● INFORMATION GIVEN
****************
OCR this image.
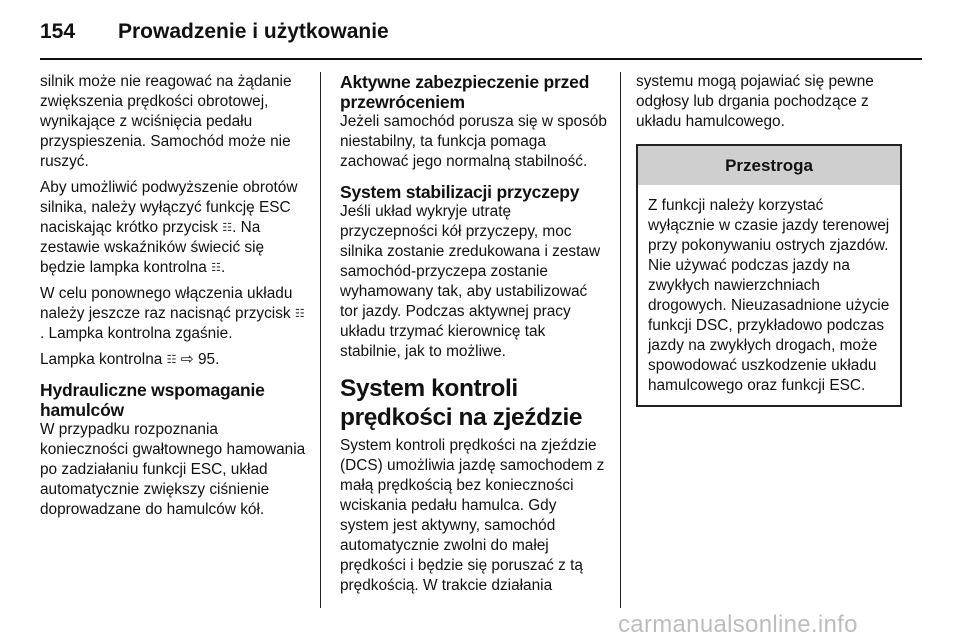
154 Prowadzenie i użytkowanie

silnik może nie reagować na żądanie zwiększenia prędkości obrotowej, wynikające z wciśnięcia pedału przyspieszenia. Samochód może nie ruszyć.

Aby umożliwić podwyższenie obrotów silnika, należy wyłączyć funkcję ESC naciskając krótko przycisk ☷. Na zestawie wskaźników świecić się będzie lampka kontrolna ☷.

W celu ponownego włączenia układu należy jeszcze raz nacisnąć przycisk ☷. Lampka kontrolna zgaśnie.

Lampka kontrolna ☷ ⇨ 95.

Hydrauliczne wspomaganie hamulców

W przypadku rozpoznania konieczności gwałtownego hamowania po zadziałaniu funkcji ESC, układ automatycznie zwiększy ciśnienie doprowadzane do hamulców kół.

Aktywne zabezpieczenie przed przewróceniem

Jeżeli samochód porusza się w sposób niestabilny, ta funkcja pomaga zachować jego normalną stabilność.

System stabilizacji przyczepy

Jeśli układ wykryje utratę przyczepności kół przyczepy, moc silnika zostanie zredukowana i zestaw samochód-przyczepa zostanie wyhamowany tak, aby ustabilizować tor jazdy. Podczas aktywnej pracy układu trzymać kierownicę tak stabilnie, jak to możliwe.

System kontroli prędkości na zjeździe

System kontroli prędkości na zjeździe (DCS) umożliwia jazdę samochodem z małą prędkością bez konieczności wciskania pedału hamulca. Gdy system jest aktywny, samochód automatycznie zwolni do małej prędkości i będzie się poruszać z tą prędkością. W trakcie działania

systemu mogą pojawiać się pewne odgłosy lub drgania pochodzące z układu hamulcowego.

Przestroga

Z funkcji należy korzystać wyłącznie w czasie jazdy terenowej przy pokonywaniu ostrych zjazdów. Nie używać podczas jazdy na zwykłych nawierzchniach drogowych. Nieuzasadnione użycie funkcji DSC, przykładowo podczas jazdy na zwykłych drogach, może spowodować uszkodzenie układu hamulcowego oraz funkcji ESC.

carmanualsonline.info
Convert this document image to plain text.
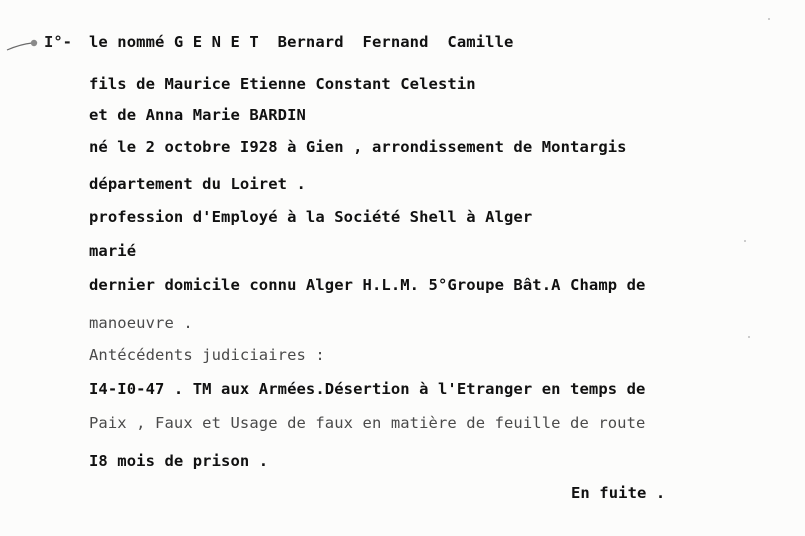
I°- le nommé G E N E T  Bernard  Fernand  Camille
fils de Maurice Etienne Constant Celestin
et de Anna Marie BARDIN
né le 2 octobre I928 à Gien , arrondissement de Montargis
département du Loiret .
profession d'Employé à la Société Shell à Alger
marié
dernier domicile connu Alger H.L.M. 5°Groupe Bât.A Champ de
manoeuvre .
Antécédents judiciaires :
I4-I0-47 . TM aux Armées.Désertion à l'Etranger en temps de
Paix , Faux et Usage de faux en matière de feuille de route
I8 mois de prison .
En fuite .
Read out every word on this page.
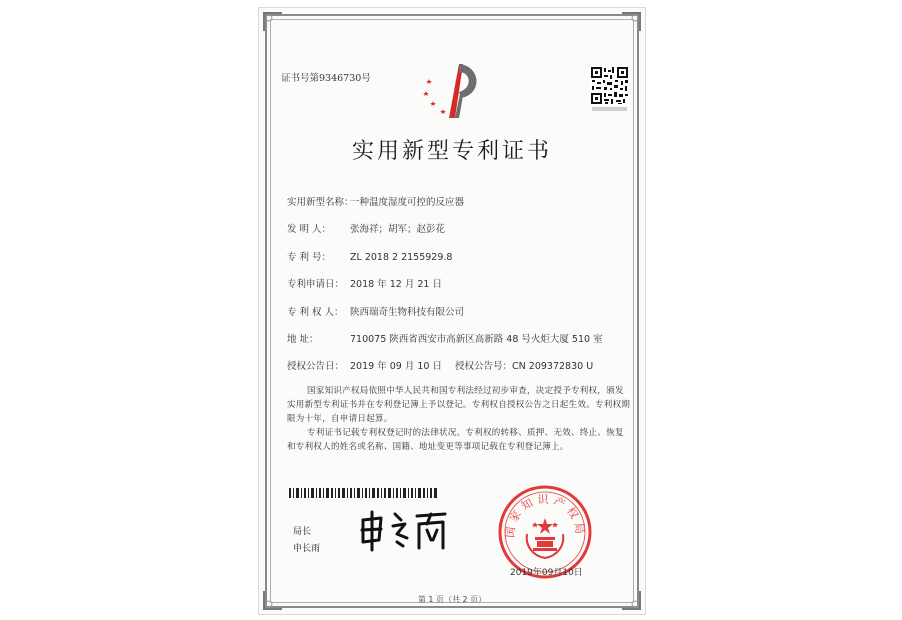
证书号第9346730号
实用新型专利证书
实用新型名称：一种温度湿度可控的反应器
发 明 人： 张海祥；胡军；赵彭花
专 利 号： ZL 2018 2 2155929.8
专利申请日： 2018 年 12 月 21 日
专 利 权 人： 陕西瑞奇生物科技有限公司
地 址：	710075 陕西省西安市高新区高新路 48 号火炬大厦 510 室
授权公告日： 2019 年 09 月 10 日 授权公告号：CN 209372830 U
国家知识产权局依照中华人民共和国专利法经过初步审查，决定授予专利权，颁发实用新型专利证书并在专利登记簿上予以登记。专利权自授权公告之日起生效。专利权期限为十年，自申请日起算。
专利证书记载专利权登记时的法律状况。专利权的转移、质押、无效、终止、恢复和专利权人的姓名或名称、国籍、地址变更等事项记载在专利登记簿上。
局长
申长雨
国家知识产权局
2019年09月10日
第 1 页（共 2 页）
****************
● WORK INSTRUCTIONS
Exactly repeat every line from the line that includes "Read out every word on this page." to the end of the listing, and nothing else, leaving pictures out.

● EXERCISE OUTPUT
Read out every word on this page.
证书号第9346730号
实用新型专利证书
实用新型名称：一种温度湿度可控的反应器
发 明 人： 张海祥；胡军；赵彭花
专 利 号： ZL 2018 2 2155929.8
专利申请日： 2018 年 12 月 21 日
专 利 权 人： 陕西瑞奇生物科技有限公司
地 址：	710075 陕西省西安市高新区高新路 48 号火炬大厦 510 室
授权公告日： 2019 年 09 月 10 日 授权公告号：CN 209372830 U
国家知识产权局依照中华人民共和国专利法经过初步审查，决定授予专利权，颁发实用新型专利证书并在专利登记簿上予以登记。专利权自授权公告之日起生效。专利权期限为十年，自申请日起算。
专利证书记载专利权登记时的法律状况。专利权的转移、质押、无效、终止、恢复和专利权人的姓名或名称、国籍、地址变更等事项记载在专利登记簿上。
局长
申长雨
国家知识产权局
2019年09月10日
第 1 页（共 2 页）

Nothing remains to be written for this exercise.